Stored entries
_ _ _ _ _

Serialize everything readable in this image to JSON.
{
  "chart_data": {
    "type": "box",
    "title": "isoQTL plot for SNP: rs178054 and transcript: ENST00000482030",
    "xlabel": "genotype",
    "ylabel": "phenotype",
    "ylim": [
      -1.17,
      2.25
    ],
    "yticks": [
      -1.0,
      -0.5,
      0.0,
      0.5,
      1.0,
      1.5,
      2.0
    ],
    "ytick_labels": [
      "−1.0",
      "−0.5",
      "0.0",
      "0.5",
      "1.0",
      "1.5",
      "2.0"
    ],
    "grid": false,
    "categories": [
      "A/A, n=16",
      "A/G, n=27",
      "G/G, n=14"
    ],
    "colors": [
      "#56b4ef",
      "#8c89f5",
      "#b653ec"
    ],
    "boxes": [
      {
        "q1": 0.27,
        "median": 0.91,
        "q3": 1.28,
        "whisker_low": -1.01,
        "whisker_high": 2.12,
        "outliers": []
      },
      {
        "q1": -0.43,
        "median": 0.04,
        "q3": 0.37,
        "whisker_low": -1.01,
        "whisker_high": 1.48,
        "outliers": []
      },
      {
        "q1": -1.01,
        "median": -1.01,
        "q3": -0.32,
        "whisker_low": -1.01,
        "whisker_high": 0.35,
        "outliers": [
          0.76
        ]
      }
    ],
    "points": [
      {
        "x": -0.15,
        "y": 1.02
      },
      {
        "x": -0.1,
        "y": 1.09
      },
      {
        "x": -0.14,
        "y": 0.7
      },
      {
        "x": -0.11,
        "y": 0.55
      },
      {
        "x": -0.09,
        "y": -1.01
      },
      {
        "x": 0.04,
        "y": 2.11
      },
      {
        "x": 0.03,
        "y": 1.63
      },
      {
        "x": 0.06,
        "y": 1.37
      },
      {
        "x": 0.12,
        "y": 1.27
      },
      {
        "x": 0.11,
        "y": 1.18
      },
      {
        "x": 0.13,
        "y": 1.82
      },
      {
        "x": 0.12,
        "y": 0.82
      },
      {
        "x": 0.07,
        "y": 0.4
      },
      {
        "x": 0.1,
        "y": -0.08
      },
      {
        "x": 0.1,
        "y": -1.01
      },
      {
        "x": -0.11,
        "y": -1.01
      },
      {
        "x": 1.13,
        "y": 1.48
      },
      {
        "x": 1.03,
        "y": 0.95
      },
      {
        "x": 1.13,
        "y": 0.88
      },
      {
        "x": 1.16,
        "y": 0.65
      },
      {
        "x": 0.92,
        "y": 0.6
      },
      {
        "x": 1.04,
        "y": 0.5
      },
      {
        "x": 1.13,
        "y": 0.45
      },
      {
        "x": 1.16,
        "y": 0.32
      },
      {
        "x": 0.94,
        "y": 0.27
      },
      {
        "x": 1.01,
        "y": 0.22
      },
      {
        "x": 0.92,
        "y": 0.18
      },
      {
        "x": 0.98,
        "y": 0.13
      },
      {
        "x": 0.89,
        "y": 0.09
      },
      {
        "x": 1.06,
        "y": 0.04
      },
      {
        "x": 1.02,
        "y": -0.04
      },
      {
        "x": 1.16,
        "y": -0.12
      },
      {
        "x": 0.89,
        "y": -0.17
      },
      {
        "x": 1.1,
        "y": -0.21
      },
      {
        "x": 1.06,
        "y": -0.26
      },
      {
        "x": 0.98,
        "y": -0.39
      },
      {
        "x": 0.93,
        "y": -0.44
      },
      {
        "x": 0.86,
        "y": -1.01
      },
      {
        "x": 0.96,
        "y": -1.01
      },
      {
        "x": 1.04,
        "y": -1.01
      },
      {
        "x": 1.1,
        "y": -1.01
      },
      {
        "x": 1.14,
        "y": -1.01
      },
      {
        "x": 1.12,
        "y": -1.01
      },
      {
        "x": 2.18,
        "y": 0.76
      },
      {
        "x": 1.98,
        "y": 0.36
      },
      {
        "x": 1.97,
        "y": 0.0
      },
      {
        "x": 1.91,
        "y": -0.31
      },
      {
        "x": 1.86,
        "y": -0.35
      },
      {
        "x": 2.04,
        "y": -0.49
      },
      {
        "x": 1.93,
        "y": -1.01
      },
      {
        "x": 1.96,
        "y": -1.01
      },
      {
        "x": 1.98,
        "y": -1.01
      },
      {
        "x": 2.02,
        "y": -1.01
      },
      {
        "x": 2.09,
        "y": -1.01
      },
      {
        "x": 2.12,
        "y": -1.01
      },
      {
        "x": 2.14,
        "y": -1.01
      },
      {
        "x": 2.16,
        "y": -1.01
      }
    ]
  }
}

_ _ _ _ _

All of the entries must be quoted exactly; please include each one.

Serialize everything readable in this image to JSON.
{
  "chart_data": {
    "type": "box",
    "title": "isoQTL plot for SNP: rs178054 and transcript: ENST00000482030",
    "xlabel": "genotype",
    "ylabel": "phenotype",
    "ylim": [
      -1.17,
      2.25
    ],
    "yticks": [
      -1.0,
      -0.5,
      0.0,
      0.5,
      1.0,
      1.5,
      2.0
    ],
    "ytick_labels": [
      "−1.0",
      "−0.5",
      "0.0",
      "0.5",
      "1.0",
      "1.5",
      "2.0"
    ],
    "grid": false,
    "categories": [
      "A/A, n=16",
      "A/G, n=27",
      "G/G, n=14"
    ],
    "colors": [
      "#56b4ef",
      "#8c89f5",
      "#b653ec"
    ],
    "boxes": [
      {
        "q1": 0.27,
        "median": 0.91,
        "q3": 1.28,
        "whisker_low": -1.01,
        "whisker_high": 2.12,
        "outliers": []
      },
      {
        "q1": -0.43,
        "median": 0.04,
        "q3": 0.37,
        "whisker_low": -1.01,
        "whisker_high": 1.48,
        "outliers": []
      },
      {
        "q1": -1.01,
        "median": -1.01,
        "q3": -0.32,
        "whisker_low": -1.01,
        "whisker_high": 0.35,
        "outliers": [
          0.76
        ]
      }
    ],
    "points": [
      {
        "x": -0.15,
        "y": 1.02
      },
      {
        "x": -0.1,
        "y": 1.09
      },
      {
        "x": -0.14,
        "y": 0.7
      },
      {
        "x": -0.11,
        "y": 0.55
      },
      {
        "x": -0.09,
        "y": -1.01
      },
      {
        "x": 0.04,
        "y": 2.11
      },
      {
        "x": 0.03,
        "y": 1.63
      },
      {
        "x": 0.06,
        "y": 1.37
      },
      {
        "x": 0.12,
        "y": 1.27
      },
      {
        "x": 0.11,
        "y": 1.18
      },
      {
        "x": 0.13,
        "y": 1.82
      },
      {
        "x": 0.12,
        "y": 0.82
      },
      {
        "x": 0.07,
        "y": 0.4
      },
      {
        "x": 0.1,
        "y": -0.08
      },
      {
        "x": 0.1,
        "y": -1.01
      },
      {
        "x": -0.11,
        "y": -1.01
      },
      {
        "x": 1.13,
        "y": 1.48
      },
      {
        "x": 1.03,
        "y": 0.95
      },
      {
        "x": 1.13,
        "y": 0.88
      },
      {
        "x": 1.16,
        "y": 0.65
      },
      {
        "x": 0.92,
        "y": 0.6
      },
      {
        "x": 1.04,
        "y": 0.5
      },
      {
        "x": 1.13,
        "y": 0.45
      },
      {
        "x": 1.16,
        "y": 0.32
      },
      {
        "x": 0.94,
        "y": 0.27
      },
      {
        "x": 1.01,
        "y": 0.22
      },
      {
        "x": 0.92,
        "y": 0.18
      },
      {
        "x": 0.98,
        "y": 0.13
      },
      {
        "x": 0.89,
        "y": 0.09
      },
      {
        "x": 1.06,
        "y": 0.04
      },
      {
        "x": 1.02,
        "y": -0.04
      },
      {
        "x": 1.16,
        "y": -0.12
      },
      {
        "x": 0.89,
        "y": -0.17
      },
      {
        "x": 1.1,
        "y": -0.21
      },
      {
        "x": 1.06,
        "y": -0.26
      },
      {
        "x": 0.98,
        "y": -0.39
      },
      {
        "x": 0.93,
        "y": -0.44
      },
      {
        "x": 0.86,
        "y": -1.01
      },
      {
        "x": 0.96,
        "y": -1.01
      },
      {
        "x": 1.04,
        "y": -1.01
      },
      {
        "x": 1.1,
        "y": -1.01
      },
      {
        "x": 1.14,
        "y": -1.01
      },
      {
        "x": 1.12,
        "y": -1.01
      },
      {
        "x": 2.18,
        "y": 0.76
      },
      {
        "x": 1.98,
        "y": 0.36
      },
      {
        "x": 1.97,
        "y": 0.0
      },
      {
        "x": 1.91,
        "y": -0.31
      },
      {
        "x": 1.86,
        "y": -0.35
      },
      {
        "x": 2.04,
        "y": -0.49
      },
      {
        "x": 1.93,
        "y": -1.01
      },
      {
        "x": 1.96,
        "y": -1.01
      },
      {
        "x": 1.98,
        "y": -1.01
      },
      {
        "x": 2.02,
        "y": -1.01
      },
      {
        "x": 2.09,
        "y": -1.01
      },
      {
        "x": 2.12,
        "y": -1.01
      },
      {
        "x": 2.14,
        "y": -1.01
      },
      {
        "x": 2.16,
        "y": -1.01
      }
    ]
  }
}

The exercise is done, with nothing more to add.